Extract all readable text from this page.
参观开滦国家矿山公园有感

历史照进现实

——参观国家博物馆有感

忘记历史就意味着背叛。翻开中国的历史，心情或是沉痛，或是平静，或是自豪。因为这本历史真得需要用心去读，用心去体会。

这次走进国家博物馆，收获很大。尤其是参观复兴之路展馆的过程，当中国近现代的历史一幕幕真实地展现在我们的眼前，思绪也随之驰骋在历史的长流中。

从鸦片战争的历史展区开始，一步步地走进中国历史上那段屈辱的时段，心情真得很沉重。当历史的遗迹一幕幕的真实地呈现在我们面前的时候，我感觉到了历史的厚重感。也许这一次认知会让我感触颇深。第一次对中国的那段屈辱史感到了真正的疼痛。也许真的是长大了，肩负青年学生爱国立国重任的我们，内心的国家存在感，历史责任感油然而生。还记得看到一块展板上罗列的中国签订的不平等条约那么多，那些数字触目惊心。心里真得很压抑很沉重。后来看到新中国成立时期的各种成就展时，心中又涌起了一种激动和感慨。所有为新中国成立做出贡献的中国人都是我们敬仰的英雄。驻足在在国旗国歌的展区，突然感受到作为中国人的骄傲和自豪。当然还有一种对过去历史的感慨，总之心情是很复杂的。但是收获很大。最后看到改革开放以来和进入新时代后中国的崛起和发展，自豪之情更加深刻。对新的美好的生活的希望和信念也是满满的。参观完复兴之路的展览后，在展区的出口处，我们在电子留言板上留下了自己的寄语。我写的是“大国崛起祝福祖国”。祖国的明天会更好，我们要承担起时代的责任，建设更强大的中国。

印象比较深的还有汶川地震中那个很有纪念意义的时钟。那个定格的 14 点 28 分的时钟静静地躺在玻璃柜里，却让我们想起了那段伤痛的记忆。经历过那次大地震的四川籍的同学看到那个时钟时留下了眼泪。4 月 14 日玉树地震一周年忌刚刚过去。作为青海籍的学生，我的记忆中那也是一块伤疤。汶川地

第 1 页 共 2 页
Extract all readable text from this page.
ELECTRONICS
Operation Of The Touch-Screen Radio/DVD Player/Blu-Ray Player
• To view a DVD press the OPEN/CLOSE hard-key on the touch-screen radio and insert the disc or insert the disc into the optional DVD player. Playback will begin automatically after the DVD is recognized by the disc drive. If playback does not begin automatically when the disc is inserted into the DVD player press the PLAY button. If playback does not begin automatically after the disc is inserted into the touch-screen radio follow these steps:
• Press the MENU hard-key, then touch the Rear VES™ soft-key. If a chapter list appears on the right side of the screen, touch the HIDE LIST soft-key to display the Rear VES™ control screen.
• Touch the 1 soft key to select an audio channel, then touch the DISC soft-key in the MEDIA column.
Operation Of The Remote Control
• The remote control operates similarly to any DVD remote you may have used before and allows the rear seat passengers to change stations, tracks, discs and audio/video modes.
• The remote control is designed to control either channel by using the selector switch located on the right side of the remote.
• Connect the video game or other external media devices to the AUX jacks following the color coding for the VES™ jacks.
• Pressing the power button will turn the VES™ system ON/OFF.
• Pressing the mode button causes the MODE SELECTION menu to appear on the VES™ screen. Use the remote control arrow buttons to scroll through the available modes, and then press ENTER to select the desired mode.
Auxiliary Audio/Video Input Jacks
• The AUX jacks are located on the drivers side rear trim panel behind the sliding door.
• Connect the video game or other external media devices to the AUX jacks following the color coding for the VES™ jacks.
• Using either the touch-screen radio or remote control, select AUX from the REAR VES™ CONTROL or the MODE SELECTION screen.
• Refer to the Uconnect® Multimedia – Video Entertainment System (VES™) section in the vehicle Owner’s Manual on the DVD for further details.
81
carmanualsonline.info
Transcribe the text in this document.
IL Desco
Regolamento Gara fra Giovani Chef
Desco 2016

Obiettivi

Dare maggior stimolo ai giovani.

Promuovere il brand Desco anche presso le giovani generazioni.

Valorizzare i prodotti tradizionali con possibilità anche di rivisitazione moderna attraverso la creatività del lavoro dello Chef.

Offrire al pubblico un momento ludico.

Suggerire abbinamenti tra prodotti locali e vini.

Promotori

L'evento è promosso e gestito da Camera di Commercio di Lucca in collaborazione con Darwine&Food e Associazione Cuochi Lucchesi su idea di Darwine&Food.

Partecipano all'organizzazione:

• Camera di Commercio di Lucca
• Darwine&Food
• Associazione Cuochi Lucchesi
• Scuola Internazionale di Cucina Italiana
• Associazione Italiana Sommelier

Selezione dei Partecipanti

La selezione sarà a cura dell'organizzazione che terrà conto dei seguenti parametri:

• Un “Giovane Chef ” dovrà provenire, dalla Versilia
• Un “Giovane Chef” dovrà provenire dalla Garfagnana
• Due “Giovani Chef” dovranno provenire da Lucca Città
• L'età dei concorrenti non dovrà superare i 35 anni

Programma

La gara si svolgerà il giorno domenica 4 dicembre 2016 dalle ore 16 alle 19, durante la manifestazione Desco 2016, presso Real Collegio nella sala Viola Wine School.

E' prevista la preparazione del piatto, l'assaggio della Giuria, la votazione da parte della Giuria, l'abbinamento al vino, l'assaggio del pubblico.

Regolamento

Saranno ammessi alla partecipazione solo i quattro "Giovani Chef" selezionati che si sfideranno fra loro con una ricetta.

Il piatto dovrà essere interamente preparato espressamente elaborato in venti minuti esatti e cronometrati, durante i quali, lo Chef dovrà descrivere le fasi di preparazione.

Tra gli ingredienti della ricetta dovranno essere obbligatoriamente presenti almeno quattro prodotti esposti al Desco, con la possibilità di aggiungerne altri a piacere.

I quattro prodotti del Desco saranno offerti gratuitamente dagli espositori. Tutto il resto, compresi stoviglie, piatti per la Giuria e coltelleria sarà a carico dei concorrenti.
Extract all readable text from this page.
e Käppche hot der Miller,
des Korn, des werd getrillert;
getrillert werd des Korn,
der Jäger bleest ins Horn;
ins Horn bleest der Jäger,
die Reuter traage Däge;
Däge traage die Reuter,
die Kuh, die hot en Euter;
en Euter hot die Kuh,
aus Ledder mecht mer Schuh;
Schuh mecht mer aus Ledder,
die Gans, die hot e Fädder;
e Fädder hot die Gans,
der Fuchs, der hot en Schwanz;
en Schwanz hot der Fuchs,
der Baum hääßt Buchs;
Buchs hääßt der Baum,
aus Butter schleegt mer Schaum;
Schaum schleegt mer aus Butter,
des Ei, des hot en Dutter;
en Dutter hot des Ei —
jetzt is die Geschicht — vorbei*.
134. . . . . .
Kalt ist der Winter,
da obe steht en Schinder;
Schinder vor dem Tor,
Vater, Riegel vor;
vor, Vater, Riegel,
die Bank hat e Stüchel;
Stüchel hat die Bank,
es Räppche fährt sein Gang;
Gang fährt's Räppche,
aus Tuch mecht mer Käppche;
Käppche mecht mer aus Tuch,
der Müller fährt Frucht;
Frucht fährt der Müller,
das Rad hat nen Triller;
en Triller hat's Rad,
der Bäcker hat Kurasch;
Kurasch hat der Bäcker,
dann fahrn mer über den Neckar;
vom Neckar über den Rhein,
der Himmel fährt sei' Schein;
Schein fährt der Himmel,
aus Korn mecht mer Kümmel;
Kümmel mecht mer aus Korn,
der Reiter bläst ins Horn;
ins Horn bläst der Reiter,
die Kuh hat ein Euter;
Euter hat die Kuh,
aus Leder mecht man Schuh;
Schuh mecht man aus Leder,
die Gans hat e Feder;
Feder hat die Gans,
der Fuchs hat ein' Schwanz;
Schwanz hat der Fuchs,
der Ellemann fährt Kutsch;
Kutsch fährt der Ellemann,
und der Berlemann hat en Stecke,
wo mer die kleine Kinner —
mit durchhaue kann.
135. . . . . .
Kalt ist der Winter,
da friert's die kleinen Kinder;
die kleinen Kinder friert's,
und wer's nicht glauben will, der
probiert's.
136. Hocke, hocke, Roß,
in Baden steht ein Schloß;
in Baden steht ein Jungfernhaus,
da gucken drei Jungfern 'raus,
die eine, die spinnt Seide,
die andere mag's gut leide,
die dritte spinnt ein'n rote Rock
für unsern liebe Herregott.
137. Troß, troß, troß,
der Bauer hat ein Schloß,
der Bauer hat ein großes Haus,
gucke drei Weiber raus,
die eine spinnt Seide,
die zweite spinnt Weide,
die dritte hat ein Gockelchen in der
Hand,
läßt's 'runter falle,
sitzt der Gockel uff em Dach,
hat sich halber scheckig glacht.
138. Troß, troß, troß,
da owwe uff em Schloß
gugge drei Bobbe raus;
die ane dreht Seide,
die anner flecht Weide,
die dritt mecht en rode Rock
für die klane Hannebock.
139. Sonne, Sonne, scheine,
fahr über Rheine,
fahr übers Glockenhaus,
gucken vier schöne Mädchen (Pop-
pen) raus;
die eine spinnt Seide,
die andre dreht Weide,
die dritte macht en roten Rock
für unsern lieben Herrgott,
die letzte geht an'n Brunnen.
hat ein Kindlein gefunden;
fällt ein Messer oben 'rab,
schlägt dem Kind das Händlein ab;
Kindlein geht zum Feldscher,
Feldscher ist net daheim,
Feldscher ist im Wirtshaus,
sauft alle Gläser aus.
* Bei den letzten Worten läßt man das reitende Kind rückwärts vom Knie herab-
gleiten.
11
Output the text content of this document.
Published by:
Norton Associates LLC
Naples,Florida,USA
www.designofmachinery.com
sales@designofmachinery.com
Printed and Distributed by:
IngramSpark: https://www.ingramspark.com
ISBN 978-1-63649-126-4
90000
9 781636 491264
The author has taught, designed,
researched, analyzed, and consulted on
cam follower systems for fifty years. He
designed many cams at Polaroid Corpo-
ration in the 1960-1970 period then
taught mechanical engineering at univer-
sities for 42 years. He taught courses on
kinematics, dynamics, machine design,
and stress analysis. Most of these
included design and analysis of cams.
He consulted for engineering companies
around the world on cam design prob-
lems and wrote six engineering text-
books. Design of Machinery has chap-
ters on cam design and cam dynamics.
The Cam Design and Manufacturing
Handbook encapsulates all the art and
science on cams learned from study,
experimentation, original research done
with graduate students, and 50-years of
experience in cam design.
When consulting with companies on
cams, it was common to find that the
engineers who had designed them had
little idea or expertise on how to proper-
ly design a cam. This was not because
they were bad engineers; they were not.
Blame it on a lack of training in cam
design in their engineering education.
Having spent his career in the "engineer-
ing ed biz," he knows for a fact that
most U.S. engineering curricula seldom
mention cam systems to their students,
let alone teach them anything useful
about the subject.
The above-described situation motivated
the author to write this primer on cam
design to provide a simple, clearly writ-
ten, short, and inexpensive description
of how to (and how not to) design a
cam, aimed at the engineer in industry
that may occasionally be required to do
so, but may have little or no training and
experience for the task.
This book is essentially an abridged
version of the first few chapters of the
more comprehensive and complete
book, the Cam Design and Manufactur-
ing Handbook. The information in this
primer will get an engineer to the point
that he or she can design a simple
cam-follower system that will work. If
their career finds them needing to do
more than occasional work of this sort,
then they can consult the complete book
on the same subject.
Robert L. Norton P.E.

:: Work to do ::
Look through the records and gather each line with the word "unsern".

:: Result for this exercise ::
für unsern liebe Herregott.
für unsern lieben Herrgott,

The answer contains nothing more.